## REQUIRED WORK
Search the material for the string "사용하므로" and copy each line where it occurs.
===== AVAILABLE DATA =====
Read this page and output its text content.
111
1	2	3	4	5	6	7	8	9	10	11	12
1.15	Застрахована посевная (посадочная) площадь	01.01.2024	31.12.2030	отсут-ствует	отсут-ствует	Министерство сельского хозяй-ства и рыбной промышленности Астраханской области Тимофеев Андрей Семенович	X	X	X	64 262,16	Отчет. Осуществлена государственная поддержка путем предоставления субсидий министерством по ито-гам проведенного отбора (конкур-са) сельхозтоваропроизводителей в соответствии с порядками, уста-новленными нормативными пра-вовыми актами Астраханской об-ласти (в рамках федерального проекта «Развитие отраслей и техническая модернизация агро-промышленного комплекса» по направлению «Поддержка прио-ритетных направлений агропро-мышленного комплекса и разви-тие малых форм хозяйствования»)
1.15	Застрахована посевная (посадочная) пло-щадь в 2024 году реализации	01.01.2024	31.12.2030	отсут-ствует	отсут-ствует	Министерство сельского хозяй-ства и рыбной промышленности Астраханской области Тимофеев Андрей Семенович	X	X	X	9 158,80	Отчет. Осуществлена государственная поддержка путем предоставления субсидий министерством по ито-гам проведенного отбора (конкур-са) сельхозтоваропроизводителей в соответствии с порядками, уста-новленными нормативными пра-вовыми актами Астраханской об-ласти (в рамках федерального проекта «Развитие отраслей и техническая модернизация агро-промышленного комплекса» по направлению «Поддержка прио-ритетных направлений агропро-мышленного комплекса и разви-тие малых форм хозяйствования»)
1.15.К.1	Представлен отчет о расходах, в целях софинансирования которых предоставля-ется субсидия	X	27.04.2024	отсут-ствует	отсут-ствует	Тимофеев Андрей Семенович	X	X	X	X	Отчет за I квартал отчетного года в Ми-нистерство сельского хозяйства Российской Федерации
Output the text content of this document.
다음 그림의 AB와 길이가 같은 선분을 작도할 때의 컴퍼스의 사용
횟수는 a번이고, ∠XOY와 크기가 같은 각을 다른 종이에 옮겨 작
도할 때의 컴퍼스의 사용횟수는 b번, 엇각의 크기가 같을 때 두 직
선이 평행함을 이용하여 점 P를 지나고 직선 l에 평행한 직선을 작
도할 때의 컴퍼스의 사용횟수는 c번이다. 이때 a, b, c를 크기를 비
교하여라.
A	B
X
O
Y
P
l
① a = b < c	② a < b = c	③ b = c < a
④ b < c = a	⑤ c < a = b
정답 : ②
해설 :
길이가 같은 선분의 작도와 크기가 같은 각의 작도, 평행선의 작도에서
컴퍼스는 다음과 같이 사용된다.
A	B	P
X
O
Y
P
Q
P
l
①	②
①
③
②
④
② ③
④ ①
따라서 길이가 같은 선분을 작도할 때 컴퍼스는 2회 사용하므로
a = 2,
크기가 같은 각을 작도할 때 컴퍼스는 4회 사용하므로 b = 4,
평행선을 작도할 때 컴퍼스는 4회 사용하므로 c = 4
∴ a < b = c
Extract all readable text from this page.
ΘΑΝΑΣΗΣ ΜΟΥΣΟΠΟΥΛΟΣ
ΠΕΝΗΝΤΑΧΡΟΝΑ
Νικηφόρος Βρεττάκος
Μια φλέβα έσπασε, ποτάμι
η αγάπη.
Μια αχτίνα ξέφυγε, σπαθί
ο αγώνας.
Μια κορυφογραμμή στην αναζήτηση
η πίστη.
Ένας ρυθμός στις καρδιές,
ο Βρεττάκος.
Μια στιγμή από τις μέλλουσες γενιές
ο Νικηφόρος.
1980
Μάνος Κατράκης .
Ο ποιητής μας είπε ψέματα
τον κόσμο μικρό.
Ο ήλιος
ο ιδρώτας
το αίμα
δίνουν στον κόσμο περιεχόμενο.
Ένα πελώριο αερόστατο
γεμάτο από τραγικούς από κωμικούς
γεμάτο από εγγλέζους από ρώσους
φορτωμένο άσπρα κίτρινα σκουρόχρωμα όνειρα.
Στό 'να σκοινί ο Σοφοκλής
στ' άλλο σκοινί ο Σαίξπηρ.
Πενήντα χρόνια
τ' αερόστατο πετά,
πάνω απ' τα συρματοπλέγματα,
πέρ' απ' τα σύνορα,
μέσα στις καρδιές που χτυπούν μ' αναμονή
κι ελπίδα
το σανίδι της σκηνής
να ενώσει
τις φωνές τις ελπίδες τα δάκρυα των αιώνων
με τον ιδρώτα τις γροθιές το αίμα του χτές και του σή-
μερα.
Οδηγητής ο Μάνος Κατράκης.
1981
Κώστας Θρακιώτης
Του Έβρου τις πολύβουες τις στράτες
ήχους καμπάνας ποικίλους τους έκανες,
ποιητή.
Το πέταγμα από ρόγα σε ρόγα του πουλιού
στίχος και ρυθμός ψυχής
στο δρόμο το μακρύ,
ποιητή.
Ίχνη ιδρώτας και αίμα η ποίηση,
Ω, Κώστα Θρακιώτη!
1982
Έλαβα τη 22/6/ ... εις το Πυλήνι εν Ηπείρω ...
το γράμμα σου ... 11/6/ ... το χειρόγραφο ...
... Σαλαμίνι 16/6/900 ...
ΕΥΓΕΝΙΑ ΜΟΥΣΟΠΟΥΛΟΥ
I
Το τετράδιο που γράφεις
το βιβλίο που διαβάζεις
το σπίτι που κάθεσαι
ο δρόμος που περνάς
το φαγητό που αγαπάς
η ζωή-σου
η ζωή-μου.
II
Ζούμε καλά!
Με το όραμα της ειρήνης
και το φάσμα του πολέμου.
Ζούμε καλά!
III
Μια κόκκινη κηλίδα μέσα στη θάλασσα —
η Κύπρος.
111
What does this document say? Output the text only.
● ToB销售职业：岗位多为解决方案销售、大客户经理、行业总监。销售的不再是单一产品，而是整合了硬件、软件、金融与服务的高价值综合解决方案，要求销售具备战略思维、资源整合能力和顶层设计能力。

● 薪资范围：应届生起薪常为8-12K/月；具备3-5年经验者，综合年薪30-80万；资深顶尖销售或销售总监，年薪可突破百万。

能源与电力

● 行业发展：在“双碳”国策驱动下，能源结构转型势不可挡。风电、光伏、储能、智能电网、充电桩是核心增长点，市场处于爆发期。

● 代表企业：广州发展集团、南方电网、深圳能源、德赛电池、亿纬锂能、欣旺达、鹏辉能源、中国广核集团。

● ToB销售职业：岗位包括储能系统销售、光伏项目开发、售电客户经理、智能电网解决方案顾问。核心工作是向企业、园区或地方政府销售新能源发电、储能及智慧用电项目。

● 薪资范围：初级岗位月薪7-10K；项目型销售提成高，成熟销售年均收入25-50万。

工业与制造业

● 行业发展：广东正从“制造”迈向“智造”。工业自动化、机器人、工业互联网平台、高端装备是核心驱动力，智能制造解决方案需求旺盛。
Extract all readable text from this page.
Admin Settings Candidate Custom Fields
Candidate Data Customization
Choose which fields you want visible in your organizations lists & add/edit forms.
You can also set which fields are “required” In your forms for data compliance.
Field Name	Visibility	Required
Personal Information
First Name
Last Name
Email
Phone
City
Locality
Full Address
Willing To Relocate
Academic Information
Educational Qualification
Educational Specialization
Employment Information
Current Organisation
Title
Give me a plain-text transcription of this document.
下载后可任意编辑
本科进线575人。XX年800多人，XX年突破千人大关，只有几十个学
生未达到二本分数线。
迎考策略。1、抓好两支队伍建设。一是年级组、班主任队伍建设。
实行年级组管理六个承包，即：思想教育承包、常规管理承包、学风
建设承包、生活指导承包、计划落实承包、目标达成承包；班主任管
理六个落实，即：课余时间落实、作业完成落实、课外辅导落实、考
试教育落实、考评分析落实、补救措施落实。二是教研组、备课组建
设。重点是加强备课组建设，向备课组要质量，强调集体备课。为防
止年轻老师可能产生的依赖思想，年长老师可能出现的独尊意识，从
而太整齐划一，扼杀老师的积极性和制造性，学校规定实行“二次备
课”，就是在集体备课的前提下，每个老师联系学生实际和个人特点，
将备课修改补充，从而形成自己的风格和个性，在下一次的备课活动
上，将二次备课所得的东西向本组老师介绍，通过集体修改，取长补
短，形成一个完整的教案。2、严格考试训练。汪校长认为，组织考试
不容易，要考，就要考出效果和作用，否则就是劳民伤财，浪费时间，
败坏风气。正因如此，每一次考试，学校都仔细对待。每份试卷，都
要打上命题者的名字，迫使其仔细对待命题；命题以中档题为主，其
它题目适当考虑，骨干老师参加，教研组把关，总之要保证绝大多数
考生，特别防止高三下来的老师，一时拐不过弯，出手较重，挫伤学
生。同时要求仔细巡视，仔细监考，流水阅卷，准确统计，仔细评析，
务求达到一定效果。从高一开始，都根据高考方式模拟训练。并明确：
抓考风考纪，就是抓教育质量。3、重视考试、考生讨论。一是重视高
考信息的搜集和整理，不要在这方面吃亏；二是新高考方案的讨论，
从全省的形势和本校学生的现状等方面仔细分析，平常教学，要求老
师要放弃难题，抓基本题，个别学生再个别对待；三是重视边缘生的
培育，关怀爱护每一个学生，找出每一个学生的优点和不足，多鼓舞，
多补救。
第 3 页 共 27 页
=====
## SOLUTION BELOW
따라서 길이가 같은 선분을 작도할 때 컴퍼스는 2회 사용하므로
크기가 같은 각을 작도할 때 컴퍼스는 4회 사용하므로 b = 4,
평행선을 작도할 때 컴퍼스는 4회 사용하므로 c = 4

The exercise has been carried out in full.